**BRIEF:**
Quote every line as written. Omit pictures.

**SUPPLIED INFORMATION:**

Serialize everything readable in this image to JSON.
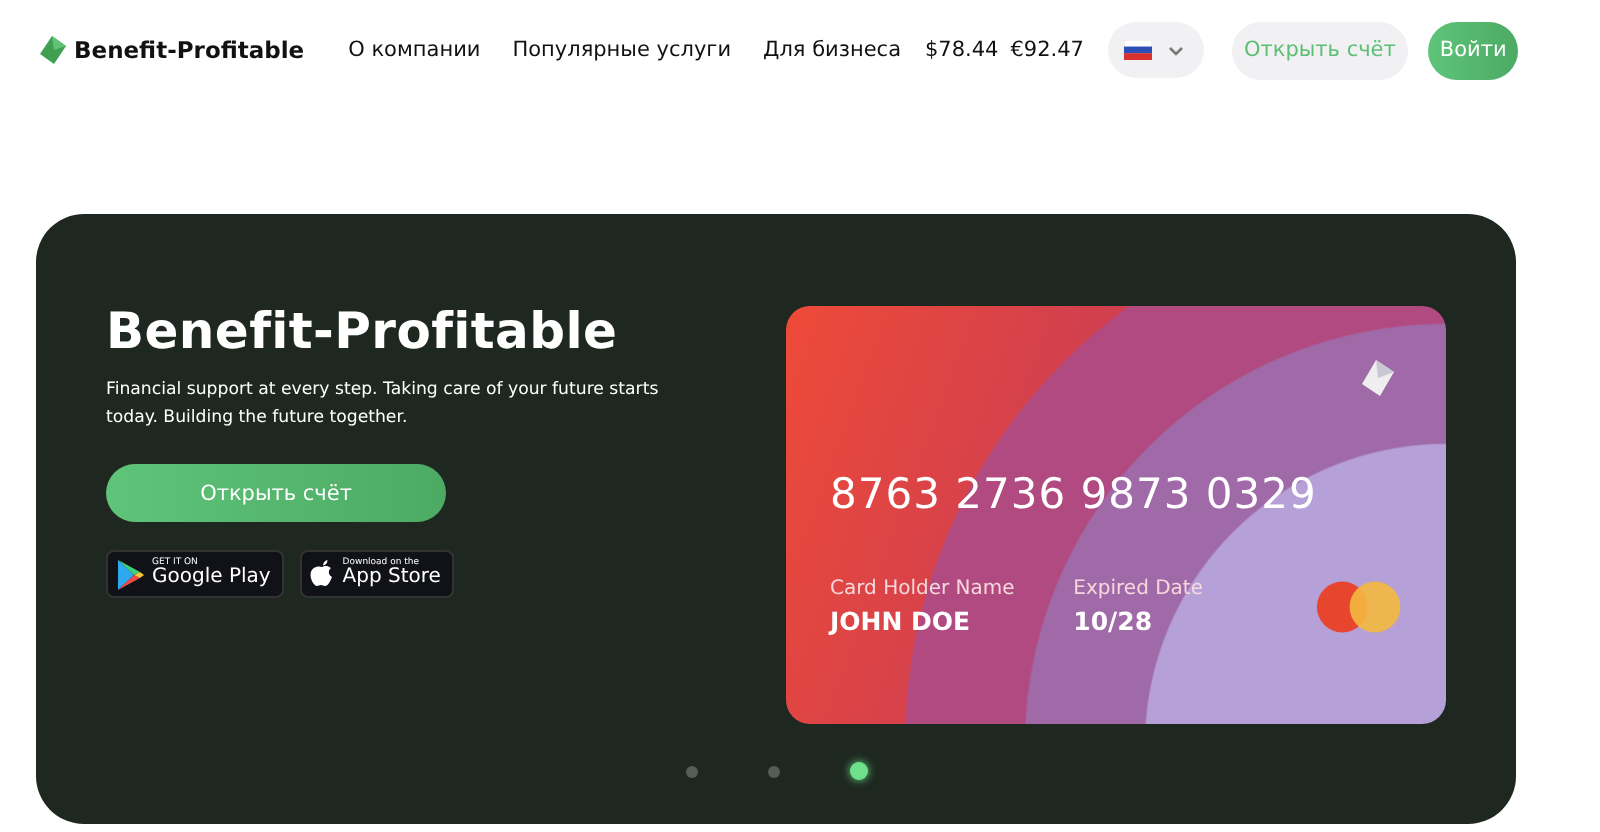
{
  "header": {
    "logo": "Benefit-Profitable",
    "nav": [
      {
        "label": "О компании"
      },
      {
        "label": "Популярные услуги"
      },
      {
        "label": "Для бизнеса"
      }
    ],
    "rates": [
      "$78.44",
      "€92.47"
    ],
    "open_account": "Открыть счёт",
    "login": "Войти"
  },
  "hero": {
    "title": "Benefit-Profitable",
    "description": "Financial support at every step. Taking care of your future starts today. Building the future together.",
    "cta": "Открыть счёт",
    "store_badges": [
      {
        "kind": "google",
        "small": "GET IT ON",
        "big": "Google Play"
      },
      {
        "kind": "apple",
        "small": "Download on the",
        "big": "App Store"
      }
    ],
    "card": {
      "number": "8763 2736 9873 0329",
      "holder_label": "Card Holder Name",
      "holder": "JOHN DOE",
      "expiry_label": "Expired Date",
      "expiry": "10/28"
    },
    "slides": [
      {
        "selected": false
      },
      {
        "selected": false
      },
      {
        "selected": true
      }
    ]
  }
}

**RESULT OF THIS TASK:**
Serialize everything readable in this image to JSON.
{
  "header": {
    "logo": "Benefit-Profitable",
    "nav": [
      {
        "label": "О компании"
      },
      {
        "label": "Популярные услуги"
      },
      {
        "label": "Для бизнеса"
      }
    ],
    "rates": [
      "$78.44",
      "€92.47"
    ],
    "open_account": "Открыть счёт",
    "login": "Войти"
  },
  "hero": {
    "title": "Benefit-Profitable",
    "description": "Financial support at every step. Taking care of your future starts today. Building the future together.",
    "cta": "Открыть счёт",
    "store_badges": [
      {
        "kind": "google",
        "small": "GET IT ON",
        "big": "Google Play"
      },
      {
        "kind": "apple",
        "small": "Download on the",
        "big": "App Store"
      }
    ],
    "card": {
      "number": "8763 2736 9873 0329",
      "holder_label": "Card Holder Name",
      "holder": "JOHN DOE",
      "expiry_label": "Expired Date",
      "expiry": "10/28"
    },
    "slides": [
      {
        "selected": false
      },
      {
        "selected": false
      },
      {
        "selected": true
      }
    ]
  }
}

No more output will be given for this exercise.